SOURCE DATA |

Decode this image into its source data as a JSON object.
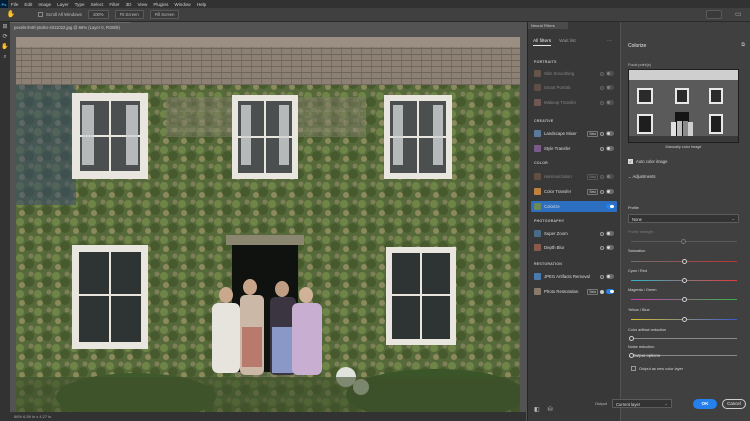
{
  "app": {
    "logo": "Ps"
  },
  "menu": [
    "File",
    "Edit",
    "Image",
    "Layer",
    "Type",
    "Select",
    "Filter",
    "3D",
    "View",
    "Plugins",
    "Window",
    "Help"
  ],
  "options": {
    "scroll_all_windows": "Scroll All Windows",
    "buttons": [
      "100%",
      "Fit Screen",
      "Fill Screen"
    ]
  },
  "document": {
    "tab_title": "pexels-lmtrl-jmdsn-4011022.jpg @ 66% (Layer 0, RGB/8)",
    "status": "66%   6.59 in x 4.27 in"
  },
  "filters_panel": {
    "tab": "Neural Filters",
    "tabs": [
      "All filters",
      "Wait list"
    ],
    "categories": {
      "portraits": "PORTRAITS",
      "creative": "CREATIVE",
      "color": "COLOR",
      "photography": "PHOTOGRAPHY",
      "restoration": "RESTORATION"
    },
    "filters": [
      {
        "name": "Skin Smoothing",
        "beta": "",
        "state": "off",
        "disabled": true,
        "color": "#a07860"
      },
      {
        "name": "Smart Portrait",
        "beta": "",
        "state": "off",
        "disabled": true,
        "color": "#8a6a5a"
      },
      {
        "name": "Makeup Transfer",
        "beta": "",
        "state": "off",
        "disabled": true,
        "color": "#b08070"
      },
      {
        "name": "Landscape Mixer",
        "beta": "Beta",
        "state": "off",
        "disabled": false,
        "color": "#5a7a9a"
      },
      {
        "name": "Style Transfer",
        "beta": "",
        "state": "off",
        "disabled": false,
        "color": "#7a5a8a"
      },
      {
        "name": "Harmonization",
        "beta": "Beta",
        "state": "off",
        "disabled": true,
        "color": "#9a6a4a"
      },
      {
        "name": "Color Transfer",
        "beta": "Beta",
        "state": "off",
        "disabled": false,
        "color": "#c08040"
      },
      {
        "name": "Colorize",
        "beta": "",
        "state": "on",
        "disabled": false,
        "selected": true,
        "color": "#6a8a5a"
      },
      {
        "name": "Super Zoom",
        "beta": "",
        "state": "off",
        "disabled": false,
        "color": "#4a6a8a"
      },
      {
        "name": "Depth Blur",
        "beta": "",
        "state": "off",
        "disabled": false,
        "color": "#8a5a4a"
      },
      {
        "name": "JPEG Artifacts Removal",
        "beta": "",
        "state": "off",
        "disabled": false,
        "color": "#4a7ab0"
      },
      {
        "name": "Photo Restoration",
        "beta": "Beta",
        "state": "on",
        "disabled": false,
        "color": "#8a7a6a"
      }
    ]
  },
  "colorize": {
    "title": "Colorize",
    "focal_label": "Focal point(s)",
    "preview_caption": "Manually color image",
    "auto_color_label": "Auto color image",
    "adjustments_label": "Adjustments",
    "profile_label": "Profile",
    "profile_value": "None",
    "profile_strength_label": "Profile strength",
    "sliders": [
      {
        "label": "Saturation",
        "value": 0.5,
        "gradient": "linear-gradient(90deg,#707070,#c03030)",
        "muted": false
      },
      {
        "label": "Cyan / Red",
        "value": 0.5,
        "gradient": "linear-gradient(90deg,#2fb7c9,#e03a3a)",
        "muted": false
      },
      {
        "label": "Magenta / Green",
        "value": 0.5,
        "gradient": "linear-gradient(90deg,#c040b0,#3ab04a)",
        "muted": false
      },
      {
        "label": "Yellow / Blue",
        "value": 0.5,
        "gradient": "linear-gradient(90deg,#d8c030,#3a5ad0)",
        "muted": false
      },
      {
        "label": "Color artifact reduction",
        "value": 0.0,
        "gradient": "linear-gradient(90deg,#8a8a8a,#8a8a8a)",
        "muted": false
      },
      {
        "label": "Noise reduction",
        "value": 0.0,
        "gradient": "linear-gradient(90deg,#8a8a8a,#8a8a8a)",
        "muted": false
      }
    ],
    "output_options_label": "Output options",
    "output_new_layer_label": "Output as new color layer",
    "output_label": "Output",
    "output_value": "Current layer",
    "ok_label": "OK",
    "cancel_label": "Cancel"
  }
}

SET PROBLEM | The data above should be repeated exactly, minus any pictures.

RESPONSE TO THIS TASK |
Decode this image into its source data as a JSON object.
{
  "app": {
    "logo": "Ps"
  },
  "menu": [
    "File",
    "Edit",
    "Image",
    "Layer",
    "Type",
    "Select",
    "Filter",
    "3D",
    "View",
    "Plugins",
    "Window",
    "Help"
  ],
  "options": {
    "scroll_all_windows": "Scroll All Windows",
    "buttons": [
      "100%",
      "Fit Screen",
      "Fill Screen"
    ]
  },
  "document": {
    "tab_title": "pexels-lmtrl-jmdsn-4011022.jpg @ 66% (Layer 0, RGB/8)",
    "status": "66%   6.59 in x 4.27 in"
  },
  "filters_panel": {
    "tab": "Neural Filters",
    "tabs": [
      "All filters",
      "Wait list"
    ],
    "categories": {
      "portraits": "PORTRAITS",
      "creative": "CREATIVE",
      "color": "COLOR",
      "photography": "PHOTOGRAPHY",
      "restoration": "RESTORATION"
    },
    "filters": [
      {
        "name": "Skin Smoothing",
        "beta": "",
        "state": "off",
        "disabled": true,
        "color": "#a07860"
      },
      {
        "name": "Smart Portrait",
        "beta": "",
        "state": "off",
        "disabled": true,
        "color": "#8a6a5a"
      },
      {
        "name": "Makeup Transfer",
        "beta": "",
        "state": "off",
        "disabled": true,
        "color": "#b08070"
      },
      {
        "name": "Landscape Mixer",
        "beta": "Beta",
        "state": "off",
        "disabled": false,
        "color": "#5a7a9a"
      },
      {
        "name": "Style Transfer",
        "beta": "",
        "state": "off",
        "disabled": false,
        "color": "#7a5a8a"
      },
      {
        "name": "Harmonization",
        "beta": "Beta",
        "state": "off",
        "disabled": true,
        "color": "#9a6a4a"
      },
      {
        "name": "Color Transfer",
        "beta": "Beta",
        "state": "off",
        "disabled": false,
        "color": "#c08040"
      },
      {
        "name": "Colorize",
        "beta": "",
        "state": "on",
        "disabled": false,
        "selected": true,
        "color": "#6a8a5a"
      },
      {
        "name": "Super Zoom",
        "beta": "",
        "state": "off",
        "disabled": false,
        "color": "#4a6a8a"
      },
      {
        "name": "Depth Blur",
        "beta": "",
        "state": "off",
        "disabled": false,
        "color": "#8a5a4a"
      },
      {
        "name": "JPEG Artifacts Removal",
        "beta": "",
        "state": "off",
        "disabled": false,
        "color": "#4a7ab0"
      },
      {
        "name": "Photo Restoration",
        "beta": "Beta",
        "state": "on",
        "disabled": false,
        "color": "#8a7a6a"
      }
    ]
  },
  "colorize": {
    "title": "Colorize",
    "focal_label": "Focal point(s)",
    "preview_caption": "Manually color image",
    "auto_color_label": "Auto color image",
    "adjustments_label": "Adjustments",
    "profile_label": "Profile",
    "profile_value": "None",
    "profile_strength_label": "Profile strength",
    "sliders": [
      {
        "label": "Saturation",
        "value": 0.5,
        "gradient": "linear-gradient(90deg,#707070,#c03030)",
        "muted": false
      },
      {
        "label": "Cyan / Red",
        "value": 0.5,
        "gradient": "linear-gradient(90deg,#2fb7c9,#e03a3a)",
        "muted": false
      },
      {
        "label": "Magenta / Green",
        "value": 0.5,
        "gradient": "linear-gradient(90deg,#c040b0,#3ab04a)",
        "muted": false
      },
      {
        "label": "Yellow / Blue",
        "value": 0.5,
        "gradient": "linear-gradient(90deg,#d8c030,#3a5ad0)",
        "muted": false
      },
      {
        "label": "Color artifact reduction",
        "value": 0.0,
        "gradient": "linear-gradient(90deg,#8a8a8a,#8a8a8a)",
        "muted": false
      },
      {
        "label": "Noise reduction",
        "value": 0.0,
        "gradient": "linear-gradient(90deg,#8a8a8a,#8a8a8a)",
        "muted": false
      }
    ],
    "output_options_label": "Output options",
    "output_new_layer_label": "Output as new color layer",
    "output_label": "Output",
    "output_value": "Current layer",
    "ok_label": "OK",
    "cancel_label": "Cancel"
  }
}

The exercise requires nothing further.